**Set exercise:** Copy all lines of the listing that include the string "representation".

Collection entries
-- START --

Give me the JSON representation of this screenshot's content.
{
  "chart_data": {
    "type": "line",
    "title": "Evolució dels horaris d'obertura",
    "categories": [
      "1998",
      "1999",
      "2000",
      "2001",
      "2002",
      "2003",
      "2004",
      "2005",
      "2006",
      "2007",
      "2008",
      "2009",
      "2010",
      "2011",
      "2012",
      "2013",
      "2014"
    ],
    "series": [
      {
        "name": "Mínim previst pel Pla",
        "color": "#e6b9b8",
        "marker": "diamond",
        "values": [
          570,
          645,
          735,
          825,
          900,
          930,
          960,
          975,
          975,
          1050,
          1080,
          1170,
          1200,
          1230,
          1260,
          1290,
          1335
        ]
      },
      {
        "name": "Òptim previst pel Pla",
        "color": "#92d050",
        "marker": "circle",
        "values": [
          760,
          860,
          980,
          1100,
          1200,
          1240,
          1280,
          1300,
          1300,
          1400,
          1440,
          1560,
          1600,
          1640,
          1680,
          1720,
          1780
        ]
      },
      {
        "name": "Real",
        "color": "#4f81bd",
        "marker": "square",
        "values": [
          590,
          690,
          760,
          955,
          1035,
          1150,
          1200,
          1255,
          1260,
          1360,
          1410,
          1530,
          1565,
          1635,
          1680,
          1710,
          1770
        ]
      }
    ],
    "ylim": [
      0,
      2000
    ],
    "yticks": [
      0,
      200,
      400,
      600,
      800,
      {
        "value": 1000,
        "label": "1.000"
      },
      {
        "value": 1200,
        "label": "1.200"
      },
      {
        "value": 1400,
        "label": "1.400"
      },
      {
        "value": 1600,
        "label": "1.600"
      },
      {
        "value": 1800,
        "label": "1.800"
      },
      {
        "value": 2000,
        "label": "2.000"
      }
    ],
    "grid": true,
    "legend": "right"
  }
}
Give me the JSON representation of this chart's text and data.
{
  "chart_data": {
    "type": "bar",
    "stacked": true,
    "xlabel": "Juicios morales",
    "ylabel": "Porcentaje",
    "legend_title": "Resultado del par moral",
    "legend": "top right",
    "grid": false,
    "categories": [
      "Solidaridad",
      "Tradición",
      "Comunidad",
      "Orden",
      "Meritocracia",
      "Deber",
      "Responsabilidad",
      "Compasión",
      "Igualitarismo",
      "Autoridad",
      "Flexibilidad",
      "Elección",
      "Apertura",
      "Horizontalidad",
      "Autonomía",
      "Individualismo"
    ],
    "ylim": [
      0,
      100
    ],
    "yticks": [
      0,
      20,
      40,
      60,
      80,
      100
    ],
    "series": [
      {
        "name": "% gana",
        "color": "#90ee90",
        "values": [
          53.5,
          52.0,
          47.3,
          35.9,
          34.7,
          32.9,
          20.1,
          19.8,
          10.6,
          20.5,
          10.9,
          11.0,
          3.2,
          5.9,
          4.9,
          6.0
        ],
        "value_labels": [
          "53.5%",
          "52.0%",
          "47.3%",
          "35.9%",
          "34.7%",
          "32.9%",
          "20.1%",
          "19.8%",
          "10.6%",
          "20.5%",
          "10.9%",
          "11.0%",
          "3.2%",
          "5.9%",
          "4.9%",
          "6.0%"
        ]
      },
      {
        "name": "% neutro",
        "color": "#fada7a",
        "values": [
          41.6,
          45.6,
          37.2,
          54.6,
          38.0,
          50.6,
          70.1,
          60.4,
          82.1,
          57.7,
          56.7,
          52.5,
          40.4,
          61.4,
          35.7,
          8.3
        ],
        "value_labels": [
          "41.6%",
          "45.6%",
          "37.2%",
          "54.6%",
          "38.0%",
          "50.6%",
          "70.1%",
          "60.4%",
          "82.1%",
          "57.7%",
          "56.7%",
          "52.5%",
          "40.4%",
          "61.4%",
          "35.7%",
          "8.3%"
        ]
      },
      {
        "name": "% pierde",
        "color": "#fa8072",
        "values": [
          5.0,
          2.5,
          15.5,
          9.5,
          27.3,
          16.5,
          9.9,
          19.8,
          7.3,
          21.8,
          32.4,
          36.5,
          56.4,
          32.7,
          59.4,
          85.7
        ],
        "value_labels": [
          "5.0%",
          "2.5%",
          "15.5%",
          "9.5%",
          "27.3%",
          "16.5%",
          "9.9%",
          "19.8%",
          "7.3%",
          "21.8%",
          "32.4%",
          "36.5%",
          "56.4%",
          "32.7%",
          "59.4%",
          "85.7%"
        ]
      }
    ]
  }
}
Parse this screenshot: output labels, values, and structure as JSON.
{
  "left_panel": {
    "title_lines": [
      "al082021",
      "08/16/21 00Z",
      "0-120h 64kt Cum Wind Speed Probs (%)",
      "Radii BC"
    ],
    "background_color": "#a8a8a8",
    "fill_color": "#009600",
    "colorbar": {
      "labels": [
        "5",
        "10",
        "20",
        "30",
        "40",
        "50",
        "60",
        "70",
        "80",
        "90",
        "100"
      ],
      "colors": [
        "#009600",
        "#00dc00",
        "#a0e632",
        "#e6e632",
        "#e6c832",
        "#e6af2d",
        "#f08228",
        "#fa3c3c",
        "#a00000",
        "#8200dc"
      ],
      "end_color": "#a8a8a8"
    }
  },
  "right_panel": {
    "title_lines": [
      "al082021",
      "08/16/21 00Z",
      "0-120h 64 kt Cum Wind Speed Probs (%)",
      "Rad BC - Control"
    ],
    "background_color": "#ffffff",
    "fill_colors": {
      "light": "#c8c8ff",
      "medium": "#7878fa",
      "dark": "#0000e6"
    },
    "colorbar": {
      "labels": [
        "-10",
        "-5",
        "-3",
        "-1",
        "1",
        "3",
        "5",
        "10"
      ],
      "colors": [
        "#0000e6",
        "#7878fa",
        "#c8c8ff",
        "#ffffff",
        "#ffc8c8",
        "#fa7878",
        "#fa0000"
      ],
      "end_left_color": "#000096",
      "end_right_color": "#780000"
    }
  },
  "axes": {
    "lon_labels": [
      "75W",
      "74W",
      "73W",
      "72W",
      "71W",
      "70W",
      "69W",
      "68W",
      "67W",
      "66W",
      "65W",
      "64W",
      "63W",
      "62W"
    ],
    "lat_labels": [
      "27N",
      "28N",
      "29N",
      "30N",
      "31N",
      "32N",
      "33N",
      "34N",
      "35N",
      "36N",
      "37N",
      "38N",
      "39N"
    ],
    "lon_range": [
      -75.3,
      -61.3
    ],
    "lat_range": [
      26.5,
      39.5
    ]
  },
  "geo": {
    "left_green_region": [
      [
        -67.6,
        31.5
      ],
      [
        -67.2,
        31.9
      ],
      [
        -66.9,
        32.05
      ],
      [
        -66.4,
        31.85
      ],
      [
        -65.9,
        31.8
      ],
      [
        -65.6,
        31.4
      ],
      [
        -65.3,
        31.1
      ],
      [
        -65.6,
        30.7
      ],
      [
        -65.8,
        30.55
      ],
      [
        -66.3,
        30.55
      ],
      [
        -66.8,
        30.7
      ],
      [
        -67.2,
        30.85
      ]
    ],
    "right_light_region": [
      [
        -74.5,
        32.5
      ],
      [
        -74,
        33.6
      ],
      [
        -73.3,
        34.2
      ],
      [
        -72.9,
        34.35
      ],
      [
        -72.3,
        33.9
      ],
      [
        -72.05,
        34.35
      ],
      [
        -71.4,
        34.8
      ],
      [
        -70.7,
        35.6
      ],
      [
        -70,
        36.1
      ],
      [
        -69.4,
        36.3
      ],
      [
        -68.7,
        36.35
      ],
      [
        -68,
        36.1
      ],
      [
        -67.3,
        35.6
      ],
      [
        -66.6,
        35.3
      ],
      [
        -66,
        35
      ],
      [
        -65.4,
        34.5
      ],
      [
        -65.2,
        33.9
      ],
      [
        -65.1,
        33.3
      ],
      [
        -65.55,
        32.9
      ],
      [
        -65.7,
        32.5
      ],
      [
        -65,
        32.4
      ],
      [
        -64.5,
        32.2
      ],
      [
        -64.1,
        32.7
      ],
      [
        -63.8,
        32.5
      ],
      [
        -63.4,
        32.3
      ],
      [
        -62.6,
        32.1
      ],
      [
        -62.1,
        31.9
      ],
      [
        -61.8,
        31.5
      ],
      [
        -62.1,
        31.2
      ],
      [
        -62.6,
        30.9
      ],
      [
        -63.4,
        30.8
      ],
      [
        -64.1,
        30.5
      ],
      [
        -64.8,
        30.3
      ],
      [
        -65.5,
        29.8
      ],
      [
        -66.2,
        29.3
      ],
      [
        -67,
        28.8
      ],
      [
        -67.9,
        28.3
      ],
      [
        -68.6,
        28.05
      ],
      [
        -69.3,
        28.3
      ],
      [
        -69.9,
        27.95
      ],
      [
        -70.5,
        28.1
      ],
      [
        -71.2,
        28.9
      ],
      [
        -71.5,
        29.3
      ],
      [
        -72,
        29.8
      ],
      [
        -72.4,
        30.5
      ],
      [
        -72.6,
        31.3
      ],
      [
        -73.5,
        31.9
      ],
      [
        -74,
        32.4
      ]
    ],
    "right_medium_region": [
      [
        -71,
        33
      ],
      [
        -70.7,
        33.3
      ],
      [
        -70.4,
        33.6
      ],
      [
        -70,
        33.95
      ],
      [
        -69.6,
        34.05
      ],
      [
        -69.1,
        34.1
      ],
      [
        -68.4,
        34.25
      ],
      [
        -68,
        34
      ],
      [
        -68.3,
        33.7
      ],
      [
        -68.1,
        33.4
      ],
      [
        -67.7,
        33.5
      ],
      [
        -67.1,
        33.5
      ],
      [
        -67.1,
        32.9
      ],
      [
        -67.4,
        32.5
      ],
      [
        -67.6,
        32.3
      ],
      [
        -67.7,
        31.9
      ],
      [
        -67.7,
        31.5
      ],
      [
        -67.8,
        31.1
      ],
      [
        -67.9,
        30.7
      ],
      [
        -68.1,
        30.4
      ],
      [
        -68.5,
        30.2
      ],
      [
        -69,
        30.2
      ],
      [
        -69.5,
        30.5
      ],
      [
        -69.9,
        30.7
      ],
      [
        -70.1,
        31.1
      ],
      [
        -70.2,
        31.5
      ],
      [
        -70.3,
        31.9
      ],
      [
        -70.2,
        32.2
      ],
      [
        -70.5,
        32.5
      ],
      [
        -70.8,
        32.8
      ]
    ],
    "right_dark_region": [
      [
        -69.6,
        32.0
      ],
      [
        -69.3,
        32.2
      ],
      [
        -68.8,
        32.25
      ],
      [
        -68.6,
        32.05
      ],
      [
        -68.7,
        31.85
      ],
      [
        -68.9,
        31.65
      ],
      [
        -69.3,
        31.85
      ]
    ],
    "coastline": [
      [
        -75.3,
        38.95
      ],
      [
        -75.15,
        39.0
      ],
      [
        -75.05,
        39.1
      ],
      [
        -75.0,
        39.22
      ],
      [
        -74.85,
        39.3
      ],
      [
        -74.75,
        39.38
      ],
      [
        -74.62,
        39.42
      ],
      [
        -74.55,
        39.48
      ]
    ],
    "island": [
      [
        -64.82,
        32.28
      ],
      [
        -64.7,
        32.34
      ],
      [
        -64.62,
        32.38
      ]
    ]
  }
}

-- END --

**The completed task:**
Give me the JSON representation of this screenshot's content.
Give me the JSON representation of this chart's text and data.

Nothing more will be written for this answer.